*** The input

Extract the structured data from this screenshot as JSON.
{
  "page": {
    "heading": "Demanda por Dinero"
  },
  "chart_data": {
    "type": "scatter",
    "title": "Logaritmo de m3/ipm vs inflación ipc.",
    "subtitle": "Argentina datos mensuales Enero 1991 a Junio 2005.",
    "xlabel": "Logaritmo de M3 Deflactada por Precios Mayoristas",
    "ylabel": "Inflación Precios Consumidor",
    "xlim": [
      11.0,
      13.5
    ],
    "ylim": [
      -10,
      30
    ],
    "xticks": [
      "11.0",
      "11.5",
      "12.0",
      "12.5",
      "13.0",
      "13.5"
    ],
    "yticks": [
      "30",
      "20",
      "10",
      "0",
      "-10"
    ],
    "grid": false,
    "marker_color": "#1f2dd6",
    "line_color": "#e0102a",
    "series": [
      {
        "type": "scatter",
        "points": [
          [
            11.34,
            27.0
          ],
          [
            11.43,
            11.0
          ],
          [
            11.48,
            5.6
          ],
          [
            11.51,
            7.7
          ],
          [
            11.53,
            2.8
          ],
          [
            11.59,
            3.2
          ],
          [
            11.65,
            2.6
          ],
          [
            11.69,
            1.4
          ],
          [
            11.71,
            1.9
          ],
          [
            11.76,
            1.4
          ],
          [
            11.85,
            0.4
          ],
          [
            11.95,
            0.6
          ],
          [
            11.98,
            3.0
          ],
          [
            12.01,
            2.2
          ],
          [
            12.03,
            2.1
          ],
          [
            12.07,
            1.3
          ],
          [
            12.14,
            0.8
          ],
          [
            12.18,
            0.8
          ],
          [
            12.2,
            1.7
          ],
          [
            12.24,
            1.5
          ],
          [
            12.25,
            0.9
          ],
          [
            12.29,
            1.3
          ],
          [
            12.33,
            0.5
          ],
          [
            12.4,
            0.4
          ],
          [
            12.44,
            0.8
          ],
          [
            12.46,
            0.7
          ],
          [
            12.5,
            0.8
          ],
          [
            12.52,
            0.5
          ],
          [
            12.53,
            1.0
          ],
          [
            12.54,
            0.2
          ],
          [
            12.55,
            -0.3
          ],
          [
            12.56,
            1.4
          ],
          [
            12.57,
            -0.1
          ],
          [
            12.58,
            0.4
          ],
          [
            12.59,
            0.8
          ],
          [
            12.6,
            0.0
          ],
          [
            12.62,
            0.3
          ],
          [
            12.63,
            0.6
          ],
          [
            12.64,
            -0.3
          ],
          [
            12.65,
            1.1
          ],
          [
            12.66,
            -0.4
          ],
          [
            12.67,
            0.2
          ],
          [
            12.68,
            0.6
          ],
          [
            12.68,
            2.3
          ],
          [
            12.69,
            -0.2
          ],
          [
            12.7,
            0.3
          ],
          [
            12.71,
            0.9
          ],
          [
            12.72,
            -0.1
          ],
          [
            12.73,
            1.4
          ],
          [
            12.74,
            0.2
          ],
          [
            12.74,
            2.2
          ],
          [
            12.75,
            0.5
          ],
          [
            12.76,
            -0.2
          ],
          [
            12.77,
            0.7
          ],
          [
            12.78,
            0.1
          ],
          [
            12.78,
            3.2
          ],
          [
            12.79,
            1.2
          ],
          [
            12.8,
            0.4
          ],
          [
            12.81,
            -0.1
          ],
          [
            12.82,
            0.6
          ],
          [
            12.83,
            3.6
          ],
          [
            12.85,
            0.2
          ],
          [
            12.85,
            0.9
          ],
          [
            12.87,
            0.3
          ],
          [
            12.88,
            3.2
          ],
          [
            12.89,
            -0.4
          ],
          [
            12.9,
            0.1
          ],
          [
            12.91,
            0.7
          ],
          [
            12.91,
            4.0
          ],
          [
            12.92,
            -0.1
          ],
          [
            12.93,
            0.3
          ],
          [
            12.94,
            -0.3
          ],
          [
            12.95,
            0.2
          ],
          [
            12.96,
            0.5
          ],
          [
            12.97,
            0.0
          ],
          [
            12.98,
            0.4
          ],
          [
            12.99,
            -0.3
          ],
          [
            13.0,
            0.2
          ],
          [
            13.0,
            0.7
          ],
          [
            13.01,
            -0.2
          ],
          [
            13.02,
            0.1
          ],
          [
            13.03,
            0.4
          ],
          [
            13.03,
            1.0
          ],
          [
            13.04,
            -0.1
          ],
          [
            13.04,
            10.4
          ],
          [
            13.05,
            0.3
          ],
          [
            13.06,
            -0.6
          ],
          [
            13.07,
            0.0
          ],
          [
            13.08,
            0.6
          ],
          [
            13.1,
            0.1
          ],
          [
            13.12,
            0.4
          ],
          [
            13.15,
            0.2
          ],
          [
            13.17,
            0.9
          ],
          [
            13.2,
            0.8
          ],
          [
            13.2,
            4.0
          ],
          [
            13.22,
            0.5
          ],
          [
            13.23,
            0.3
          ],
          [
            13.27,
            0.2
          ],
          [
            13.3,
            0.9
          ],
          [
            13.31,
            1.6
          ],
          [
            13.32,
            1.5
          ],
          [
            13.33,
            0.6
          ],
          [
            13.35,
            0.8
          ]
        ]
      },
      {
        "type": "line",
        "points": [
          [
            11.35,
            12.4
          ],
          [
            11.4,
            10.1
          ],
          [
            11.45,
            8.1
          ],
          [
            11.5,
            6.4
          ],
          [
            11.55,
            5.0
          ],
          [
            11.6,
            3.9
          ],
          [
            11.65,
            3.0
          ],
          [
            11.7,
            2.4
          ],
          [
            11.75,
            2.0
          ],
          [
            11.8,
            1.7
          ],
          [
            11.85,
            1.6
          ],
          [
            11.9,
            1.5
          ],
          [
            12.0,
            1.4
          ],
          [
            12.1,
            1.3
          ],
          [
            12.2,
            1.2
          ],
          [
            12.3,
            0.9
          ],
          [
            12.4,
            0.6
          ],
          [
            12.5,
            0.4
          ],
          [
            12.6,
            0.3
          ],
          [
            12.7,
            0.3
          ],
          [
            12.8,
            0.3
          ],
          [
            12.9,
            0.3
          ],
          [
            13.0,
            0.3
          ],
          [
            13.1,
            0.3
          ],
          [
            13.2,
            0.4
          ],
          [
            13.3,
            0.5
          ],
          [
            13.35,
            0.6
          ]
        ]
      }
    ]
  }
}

******
*** The input

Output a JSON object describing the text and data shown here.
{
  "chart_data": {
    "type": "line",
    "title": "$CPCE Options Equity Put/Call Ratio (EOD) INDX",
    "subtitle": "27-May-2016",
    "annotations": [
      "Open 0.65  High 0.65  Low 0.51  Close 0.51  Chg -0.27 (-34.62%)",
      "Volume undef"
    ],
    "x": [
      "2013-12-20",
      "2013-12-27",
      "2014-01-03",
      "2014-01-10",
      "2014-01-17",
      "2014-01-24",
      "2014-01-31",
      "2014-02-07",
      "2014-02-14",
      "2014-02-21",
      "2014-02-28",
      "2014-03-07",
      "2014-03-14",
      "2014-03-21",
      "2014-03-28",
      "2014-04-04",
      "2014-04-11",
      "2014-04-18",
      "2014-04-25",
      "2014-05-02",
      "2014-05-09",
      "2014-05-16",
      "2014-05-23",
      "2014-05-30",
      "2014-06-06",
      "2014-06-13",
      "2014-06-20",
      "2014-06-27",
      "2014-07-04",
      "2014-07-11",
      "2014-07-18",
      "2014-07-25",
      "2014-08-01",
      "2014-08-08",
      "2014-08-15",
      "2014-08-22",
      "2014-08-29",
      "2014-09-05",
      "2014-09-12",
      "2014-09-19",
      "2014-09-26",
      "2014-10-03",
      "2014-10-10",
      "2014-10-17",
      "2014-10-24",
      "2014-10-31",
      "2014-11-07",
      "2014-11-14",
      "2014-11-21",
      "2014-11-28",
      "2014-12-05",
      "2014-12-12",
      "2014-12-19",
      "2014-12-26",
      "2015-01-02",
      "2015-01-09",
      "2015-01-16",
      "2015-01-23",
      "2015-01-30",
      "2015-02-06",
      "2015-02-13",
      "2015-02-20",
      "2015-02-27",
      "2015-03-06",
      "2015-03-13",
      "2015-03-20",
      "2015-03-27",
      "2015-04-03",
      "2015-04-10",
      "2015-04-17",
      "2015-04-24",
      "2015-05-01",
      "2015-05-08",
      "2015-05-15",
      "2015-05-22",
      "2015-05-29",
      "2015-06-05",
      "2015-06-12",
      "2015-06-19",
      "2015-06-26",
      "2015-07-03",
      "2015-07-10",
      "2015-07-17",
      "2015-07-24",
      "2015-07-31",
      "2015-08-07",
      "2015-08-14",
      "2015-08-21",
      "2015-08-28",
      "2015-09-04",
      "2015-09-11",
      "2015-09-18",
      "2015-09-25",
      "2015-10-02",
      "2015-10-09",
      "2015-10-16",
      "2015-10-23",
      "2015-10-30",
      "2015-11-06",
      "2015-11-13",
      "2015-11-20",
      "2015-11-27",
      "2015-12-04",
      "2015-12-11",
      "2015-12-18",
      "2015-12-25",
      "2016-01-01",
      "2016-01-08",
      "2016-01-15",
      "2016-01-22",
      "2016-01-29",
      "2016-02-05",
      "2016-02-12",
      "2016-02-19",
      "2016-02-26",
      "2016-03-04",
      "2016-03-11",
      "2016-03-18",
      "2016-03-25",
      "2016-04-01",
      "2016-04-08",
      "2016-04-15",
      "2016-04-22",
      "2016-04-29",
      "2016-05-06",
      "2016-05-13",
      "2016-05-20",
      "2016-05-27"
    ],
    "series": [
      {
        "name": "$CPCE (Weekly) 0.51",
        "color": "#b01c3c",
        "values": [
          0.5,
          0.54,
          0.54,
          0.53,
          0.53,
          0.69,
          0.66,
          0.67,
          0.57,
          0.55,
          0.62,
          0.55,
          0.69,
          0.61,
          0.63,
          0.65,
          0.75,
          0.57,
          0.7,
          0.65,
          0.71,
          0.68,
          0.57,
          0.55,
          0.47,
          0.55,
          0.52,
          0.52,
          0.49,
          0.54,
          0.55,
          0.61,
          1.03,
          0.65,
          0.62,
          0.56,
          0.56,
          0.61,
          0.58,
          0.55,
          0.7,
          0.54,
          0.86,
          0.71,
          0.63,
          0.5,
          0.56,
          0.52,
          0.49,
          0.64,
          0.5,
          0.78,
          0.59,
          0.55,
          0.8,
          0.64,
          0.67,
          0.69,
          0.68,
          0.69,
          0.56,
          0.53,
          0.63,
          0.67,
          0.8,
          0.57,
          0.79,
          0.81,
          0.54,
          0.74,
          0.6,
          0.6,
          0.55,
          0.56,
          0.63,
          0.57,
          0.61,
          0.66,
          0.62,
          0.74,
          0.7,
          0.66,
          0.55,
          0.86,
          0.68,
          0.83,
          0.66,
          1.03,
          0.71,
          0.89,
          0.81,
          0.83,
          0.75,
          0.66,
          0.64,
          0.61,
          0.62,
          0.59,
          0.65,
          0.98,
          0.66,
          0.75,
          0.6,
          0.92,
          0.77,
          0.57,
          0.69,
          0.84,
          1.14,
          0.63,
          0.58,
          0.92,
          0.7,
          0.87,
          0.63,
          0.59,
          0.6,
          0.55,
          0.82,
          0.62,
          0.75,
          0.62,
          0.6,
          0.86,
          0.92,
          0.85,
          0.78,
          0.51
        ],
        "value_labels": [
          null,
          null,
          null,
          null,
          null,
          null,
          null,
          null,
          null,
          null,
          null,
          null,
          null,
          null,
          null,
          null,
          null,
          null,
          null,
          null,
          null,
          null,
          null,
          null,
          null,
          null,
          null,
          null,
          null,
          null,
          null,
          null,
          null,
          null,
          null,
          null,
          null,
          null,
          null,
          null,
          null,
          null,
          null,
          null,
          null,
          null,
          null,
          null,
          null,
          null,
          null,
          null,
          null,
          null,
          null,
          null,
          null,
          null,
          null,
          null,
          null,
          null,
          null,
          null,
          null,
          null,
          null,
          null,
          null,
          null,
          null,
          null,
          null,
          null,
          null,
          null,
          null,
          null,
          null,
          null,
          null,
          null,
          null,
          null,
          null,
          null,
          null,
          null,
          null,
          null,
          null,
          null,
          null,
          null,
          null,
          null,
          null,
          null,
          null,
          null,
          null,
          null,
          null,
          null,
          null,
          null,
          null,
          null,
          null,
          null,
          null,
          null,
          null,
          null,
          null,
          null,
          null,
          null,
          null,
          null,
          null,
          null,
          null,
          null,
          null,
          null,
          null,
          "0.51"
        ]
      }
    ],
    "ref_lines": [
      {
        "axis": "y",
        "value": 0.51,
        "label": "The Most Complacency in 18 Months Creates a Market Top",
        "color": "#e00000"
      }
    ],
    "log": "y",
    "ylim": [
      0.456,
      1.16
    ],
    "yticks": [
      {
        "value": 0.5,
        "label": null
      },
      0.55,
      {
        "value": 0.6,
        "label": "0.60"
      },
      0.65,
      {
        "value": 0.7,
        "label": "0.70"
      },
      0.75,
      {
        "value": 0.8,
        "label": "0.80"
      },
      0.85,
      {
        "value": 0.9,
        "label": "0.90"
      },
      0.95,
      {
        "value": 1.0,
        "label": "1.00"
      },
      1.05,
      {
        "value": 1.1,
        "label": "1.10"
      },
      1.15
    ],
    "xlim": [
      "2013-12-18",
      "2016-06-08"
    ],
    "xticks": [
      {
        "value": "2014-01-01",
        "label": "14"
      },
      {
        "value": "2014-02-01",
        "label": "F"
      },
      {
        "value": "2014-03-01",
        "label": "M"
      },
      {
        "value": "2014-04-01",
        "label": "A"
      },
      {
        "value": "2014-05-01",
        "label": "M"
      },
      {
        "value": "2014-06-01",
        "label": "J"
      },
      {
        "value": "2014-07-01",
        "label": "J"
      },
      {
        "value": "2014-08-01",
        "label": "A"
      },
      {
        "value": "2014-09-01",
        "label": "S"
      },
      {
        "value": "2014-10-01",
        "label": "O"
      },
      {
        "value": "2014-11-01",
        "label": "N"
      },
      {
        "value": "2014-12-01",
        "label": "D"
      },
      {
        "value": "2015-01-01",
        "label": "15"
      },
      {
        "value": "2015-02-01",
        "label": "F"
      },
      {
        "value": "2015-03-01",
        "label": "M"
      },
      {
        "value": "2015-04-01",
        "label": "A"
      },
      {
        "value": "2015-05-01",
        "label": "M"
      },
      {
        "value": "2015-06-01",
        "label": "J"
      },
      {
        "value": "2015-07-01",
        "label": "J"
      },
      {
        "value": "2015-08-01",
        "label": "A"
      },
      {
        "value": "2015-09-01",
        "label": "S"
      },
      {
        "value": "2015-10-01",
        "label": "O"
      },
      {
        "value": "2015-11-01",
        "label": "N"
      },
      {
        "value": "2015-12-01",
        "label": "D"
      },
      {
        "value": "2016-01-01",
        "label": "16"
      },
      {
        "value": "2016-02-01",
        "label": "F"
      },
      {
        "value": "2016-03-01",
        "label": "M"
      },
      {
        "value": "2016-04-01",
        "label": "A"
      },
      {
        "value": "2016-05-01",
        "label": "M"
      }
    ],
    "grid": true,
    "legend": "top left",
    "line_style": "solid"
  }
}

******
*** The input

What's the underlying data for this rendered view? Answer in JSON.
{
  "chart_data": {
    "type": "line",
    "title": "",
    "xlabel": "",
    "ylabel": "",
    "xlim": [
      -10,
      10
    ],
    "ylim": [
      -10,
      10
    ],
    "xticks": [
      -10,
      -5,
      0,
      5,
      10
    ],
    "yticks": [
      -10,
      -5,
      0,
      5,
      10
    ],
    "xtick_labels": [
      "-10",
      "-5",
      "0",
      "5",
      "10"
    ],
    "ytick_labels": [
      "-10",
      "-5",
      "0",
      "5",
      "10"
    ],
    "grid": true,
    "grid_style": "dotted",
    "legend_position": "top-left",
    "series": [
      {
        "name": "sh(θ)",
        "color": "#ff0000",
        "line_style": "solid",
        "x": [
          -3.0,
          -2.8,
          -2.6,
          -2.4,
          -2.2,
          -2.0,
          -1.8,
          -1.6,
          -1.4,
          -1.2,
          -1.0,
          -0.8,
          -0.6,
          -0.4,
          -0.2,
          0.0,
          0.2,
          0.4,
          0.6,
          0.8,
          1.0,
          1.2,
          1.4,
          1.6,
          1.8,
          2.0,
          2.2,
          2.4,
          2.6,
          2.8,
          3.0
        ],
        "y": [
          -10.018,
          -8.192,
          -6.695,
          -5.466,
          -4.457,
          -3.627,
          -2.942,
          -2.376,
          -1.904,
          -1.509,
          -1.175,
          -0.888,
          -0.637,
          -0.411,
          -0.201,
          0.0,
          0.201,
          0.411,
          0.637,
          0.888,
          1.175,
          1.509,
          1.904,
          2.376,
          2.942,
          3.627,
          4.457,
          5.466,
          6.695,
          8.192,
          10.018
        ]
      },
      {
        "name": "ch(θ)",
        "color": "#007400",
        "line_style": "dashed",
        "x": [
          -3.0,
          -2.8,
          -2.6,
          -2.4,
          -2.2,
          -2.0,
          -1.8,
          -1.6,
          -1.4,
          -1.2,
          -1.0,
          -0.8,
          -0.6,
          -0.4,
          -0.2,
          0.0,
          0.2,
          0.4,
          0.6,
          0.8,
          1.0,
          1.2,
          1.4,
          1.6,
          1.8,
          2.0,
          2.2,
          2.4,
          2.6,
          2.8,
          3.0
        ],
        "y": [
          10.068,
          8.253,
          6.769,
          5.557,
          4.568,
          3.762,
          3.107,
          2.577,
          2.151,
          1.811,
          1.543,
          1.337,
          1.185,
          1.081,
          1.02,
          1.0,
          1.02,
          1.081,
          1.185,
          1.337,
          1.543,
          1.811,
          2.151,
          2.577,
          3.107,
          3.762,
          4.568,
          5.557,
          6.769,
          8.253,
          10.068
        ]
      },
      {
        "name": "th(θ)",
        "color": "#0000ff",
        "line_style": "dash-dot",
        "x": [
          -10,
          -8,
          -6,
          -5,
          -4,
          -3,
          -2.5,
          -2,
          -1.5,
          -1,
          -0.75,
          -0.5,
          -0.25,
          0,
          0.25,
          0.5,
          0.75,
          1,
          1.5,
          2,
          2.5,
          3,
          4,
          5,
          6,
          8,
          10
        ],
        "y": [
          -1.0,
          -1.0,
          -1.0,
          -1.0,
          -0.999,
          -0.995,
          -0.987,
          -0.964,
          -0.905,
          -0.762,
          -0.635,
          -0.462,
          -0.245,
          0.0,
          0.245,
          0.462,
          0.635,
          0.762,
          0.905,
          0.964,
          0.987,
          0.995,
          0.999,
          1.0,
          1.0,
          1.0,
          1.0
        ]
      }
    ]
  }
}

******

> Challenge
Isolate the lines that hold the word "JSON" and copy all of them.

> Final answer
Extract the structured data from this screenshot as JSON.
Output a JSON object describing the text and data shown here.
What's the underlying data for this rendered view? Answer in JSON.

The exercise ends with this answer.